Stored records
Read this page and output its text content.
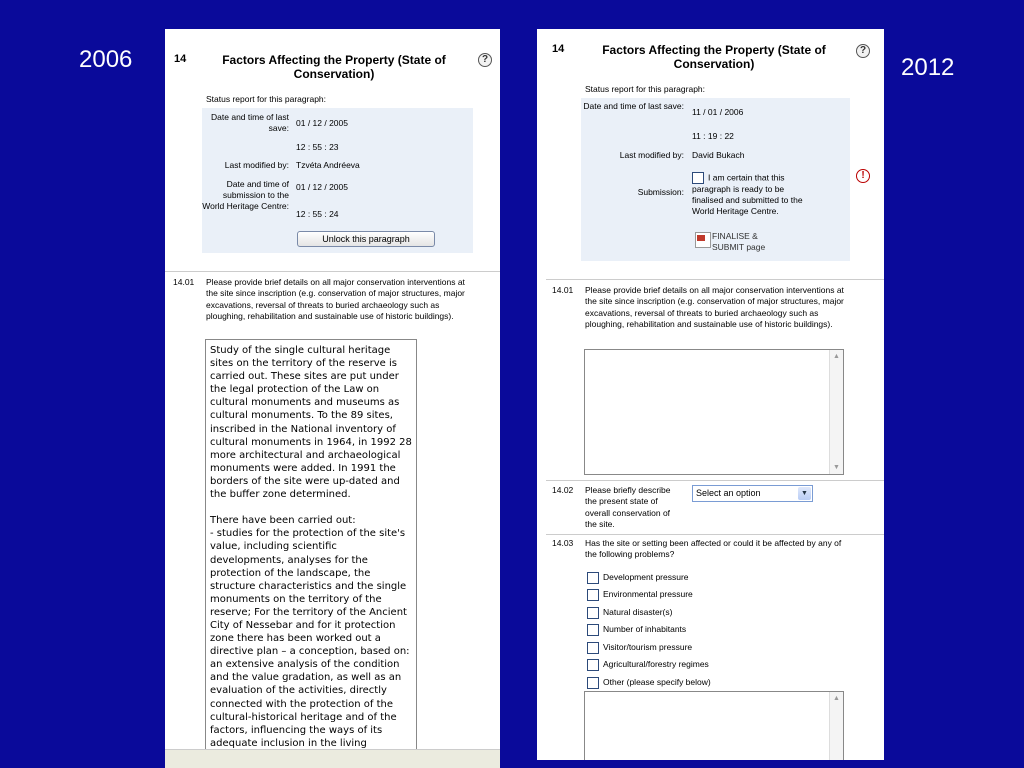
2006	2012
14	Factors Affecting the Property (State of Conservation)
?
Status report for this paragraph:
Date and time of last save: 01 / 12 / 2005
12 : 55 : 23
Last modified by: Tzvéta Andréeva
Date and time of submission to the World Heritage Centre:
01 / 12 / 2005
12 : 55 : 24
Unlock this paragraph
14.01 Please provide brief details on all major conservation interventions at the site since inscription (e.g. conservation of major structures, major excavations, reversal of threats to buried archaeology such as ploughing, rehabilitation and sustainable use of historic buildings).
Study of the single cultural heritage sites on the territory of the reserve is carried out. These sites are put under the legal protection of the Law on cultural monuments and museums as cultural monuments. To the 89 sites, inscribed in the National inventory of cultural monuments in 1964, in 1992 28 more architectural and archaeological monuments were added. In 1991 the borders of the site were up-dated and the buffer zone determined.

There have been carried out:
- studies for the protection of the site's value, including scientific developments, analyses for the protection of the landscape, the structure characteristics and the single monuments on the territory of the reserve; For the territory of the Ancient City of Nessebar and for it protection zone there has been worked out a directive plan – a conception, based on: an extensive analysis of the condition and the value gradation, as well as an evaluation of the activities, directly connected with the protection of the cultural-historical heritage and of the factors, influencing the ways of its adequate inclusion in the living
14	Factors Affecting the Property (State of Conservation)
?
Status report for this paragraph:
Date and time of last save:
11 / 01 / 2006
11 : 19 : 22
Last modified by: David Bukach
Submission:
I am certain that this paragraph is ready to be finalised and submitted to the World Heritage Centre.
FINALISE & SUBMIT page
!
14.01 Please provide brief details on all major conservation interventions at the site since inscription (e.g. conservation of major structures, major excavations, reversal of threats to buried archaeology such as ploughing, rehabilitation and sustainable use of historic buildings).
▲
▼
14.02 Please briefly describe the present state of overall conservation of the site.
Select an option	▼
14.03 Has the site or setting been affected or could it be affected by any of the following problems?
Development pressure
Environmental pressure
Natural disaster(s)
Number of inhabitants
Visitor/tourism pressure
Agricultural/forestry regimes
Other (please specify below)
▲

WRITTEN PROBLEM
Leave out the pictures and restate everything else word for word.

EXPECTED ANSWER
Read this page and output its text content.
2006	2012
14	Factors Affecting the Property (State of Conservation)
?
Status report for this paragraph:
Date and time of last save: 01 / 12 / 2005
12 : 55 : 23
Last modified by: Tzvéta Andréeva
Date and time of submission to the World Heritage Centre:
01 / 12 / 2005
12 : 55 : 24
Unlock this paragraph
14.01 Please provide brief details on all major conservation interventions at the site since inscription (e.g. conservation of major structures, major excavations, reversal of threats to buried archaeology such as ploughing, rehabilitation and sustainable use of historic buildings).
Study of the single cultural heritage sites on the territory of the reserve is carried out. These sites are put under the legal protection of the Law on cultural monuments and museums as cultural monuments. To the 89 sites, inscribed in the National inventory of cultural monuments in 1964, in 1992 28 more architectural and archaeological monuments were added. In 1991 the borders of the site were up-dated and the buffer zone determined.

There have been carried out:
- studies for the protection of the site's value, including scientific developments, analyses for the protection of the landscape, the structure characteristics and the single monuments on the territory of the reserve; For the territory of the Ancient City of Nessebar and for it protection zone there has been worked out a directive plan – a conception, based on: an extensive analysis of the condition and the value gradation, as well as an evaluation of the activities, directly connected with the protection of the cultural-historical heritage and of the factors, influencing the ways of its adequate inclusion in the living
14	Factors Affecting the Property (State of Conservation)
?
Status report for this paragraph:
Date and time of last save:
11 / 01 / 2006
11 : 19 : 22
Last modified by: David Bukach
Submission:
I am certain that this paragraph is ready to be finalised and submitted to the World Heritage Centre.
FINALISE & SUBMIT page
!
14.01 Please provide brief details on all major conservation interventions at the site since inscription (e.g. conservation of major structures, major excavations, reversal of threats to buried archaeology such as ploughing, rehabilitation and sustainable use of historic buildings).
▲
▼
14.02 Please briefly describe the present state of overall conservation of the site.
Select an option	▼
14.03 Has the site or setting been affected or could it be affected by any of the following problems?
Development pressure
Environmental pressure
Natural disaster(s)
Number of inhabitants
Visitor/tourism pressure
Agricultural/forestry regimes
Other (please specify below)
▲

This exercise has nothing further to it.